**Exercise requirements**
Give the number of lines holding the string "совсем" and nothing more.
········
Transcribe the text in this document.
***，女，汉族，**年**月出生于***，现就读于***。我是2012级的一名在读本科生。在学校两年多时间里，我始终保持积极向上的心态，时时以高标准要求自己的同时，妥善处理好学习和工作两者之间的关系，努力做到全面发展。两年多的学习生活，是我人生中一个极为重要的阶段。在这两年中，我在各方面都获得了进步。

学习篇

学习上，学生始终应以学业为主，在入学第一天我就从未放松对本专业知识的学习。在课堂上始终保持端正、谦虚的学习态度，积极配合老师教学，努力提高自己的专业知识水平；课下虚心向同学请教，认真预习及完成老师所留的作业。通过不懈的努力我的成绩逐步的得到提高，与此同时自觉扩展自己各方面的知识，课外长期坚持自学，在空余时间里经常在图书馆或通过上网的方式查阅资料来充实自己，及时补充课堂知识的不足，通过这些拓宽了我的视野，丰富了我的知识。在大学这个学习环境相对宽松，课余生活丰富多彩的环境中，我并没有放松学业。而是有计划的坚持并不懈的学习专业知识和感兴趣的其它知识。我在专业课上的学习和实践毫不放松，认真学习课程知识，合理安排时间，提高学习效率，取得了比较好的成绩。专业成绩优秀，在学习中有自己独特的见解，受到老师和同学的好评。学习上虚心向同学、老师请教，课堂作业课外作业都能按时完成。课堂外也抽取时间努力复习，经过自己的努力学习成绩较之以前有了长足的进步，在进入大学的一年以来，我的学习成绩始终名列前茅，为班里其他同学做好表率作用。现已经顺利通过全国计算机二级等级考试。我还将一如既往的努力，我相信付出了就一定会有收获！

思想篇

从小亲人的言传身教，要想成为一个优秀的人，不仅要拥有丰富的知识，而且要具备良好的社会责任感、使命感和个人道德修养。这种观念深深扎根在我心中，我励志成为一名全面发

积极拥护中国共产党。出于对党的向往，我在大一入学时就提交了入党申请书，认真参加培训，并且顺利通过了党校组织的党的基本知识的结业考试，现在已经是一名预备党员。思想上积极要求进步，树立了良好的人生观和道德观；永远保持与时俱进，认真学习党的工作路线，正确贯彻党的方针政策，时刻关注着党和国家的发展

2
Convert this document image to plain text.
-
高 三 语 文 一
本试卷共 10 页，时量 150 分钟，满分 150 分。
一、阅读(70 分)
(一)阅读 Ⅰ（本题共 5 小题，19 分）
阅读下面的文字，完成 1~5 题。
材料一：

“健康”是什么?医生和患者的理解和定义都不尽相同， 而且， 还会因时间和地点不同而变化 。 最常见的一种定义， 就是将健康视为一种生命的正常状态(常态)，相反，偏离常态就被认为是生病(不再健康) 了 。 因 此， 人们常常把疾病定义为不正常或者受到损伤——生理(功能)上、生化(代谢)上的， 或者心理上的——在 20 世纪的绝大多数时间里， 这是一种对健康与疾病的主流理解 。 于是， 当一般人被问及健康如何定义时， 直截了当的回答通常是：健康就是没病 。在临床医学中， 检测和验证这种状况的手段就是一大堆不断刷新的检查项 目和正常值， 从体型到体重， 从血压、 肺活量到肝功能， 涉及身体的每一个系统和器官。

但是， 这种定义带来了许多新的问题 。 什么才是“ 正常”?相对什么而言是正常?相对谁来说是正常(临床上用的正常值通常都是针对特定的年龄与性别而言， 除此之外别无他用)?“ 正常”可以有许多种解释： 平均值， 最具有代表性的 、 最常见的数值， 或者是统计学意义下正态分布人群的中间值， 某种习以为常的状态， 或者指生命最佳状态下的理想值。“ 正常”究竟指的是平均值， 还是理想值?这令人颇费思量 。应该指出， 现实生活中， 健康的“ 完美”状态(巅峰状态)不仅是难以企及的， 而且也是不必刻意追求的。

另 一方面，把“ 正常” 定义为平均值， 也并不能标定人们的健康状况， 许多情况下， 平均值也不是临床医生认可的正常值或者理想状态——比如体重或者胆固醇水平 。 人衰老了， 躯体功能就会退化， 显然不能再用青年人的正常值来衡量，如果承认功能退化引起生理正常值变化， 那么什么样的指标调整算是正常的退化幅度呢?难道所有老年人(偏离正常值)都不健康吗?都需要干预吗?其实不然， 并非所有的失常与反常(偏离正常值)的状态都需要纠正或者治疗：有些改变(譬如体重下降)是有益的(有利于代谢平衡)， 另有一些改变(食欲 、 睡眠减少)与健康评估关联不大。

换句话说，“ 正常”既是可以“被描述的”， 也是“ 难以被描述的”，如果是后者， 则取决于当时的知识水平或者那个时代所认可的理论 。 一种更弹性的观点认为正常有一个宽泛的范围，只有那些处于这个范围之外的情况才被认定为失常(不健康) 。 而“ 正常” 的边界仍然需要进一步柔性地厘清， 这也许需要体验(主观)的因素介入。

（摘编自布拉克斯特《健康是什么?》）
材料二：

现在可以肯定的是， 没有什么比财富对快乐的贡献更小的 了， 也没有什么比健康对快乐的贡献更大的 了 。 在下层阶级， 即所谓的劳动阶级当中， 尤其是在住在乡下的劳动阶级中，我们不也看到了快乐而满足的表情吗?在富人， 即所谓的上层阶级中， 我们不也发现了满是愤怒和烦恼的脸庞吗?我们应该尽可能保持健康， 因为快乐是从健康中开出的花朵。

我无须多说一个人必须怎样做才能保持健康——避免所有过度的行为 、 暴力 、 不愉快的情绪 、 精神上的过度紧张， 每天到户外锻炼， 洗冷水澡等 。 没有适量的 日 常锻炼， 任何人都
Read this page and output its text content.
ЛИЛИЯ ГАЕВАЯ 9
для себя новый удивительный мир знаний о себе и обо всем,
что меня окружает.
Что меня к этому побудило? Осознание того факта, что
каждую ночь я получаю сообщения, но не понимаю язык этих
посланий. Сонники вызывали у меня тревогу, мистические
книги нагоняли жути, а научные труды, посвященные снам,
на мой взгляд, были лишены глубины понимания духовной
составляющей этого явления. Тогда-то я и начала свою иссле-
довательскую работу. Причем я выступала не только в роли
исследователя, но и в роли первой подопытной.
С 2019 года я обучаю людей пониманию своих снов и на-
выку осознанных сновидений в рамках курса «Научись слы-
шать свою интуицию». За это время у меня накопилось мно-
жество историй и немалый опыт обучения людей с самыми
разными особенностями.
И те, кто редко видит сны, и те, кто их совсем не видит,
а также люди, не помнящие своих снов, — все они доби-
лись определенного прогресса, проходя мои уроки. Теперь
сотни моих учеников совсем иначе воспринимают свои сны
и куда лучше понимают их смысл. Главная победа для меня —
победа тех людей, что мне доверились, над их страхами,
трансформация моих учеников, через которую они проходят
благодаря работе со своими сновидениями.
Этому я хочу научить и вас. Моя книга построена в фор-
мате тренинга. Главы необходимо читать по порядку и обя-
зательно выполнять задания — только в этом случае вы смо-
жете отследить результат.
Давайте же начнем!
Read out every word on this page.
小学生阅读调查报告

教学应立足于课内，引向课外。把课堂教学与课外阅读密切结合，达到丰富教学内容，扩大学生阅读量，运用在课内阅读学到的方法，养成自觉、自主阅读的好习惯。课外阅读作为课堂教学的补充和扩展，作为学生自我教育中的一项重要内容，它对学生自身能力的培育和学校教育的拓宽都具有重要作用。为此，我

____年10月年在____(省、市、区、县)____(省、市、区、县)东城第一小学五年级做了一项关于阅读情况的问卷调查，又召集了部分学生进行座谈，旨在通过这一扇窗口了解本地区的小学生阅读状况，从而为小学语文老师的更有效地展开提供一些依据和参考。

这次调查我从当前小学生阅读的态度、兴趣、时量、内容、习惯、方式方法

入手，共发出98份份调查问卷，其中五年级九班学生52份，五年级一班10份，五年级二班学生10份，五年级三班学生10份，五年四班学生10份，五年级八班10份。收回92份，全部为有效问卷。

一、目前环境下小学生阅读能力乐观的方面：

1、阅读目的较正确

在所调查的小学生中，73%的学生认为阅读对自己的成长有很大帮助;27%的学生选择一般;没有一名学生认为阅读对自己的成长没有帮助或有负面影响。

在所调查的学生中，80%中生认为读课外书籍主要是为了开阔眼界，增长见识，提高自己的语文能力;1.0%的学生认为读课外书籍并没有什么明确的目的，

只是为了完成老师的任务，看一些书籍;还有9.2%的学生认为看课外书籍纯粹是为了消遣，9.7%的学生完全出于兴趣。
········
**Solution**
2